Stored data entries:
________________________

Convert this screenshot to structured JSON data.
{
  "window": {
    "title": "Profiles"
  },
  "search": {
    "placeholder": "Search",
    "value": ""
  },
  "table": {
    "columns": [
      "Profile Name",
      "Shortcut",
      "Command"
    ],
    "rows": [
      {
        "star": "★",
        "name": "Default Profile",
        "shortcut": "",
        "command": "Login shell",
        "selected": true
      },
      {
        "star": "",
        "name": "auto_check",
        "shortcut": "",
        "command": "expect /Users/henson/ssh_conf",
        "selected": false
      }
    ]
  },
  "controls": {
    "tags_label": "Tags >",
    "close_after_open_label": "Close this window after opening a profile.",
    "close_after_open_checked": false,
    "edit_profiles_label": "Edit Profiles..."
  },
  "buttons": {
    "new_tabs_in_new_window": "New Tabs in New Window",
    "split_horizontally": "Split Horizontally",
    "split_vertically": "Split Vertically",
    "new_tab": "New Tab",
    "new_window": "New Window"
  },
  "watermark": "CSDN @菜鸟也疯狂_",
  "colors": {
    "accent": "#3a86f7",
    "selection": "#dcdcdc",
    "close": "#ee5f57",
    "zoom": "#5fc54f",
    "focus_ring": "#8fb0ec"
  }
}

________________________

Goal:
Extract all of the data shown above and repeat it verbatim.

Response below:
Convert this screenshot to structured JSON data.
{
  "window": {
    "title": "Profiles"
  },
  "search": {
    "placeholder": "Search",
    "value": ""
  },
  "table": {
    "columns": [
      "Profile Name",
      "Shortcut",
      "Command"
    ],
    "rows": [
      {
        "star": "★",
        "name": "Default Profile",
        "shortcut": "",
        "command": "Login shell",
        "selected": true
      },
      {
        "star": "",
        "name": "auto_check",
        "shortcut": "",
        "command": "expect /Users/henson/ssh_conf",
        "selected": false
      }
    ]
  },
  "controls": {
    "tags_label": "Tags >",
    "close_after_open_label": "Close this window after opening a profile.",
    "close_after_open_checked": false,
    "edit_profiles_label": "Edit Profiles..."
  },
  "buttons": {
    "new_tabs_in_new_window": "New Tabs in New Window",
    "split_horizontally": "Split Horizontally",
    "split_vertically": "Split Vertically",
    "new_tab": "New Tab",
    "new_window": "New Window"
  },
  "watermark": "CSDN @菜鸟也疯狂_",
  "colors": {
    "accent": "#3a86f7",
    "selection": "#dcdcdc",
    "close": "#ee5f57",
    "zoom": "#5fc54f",
    "focus_ring": "#8fb0ec"
  }
}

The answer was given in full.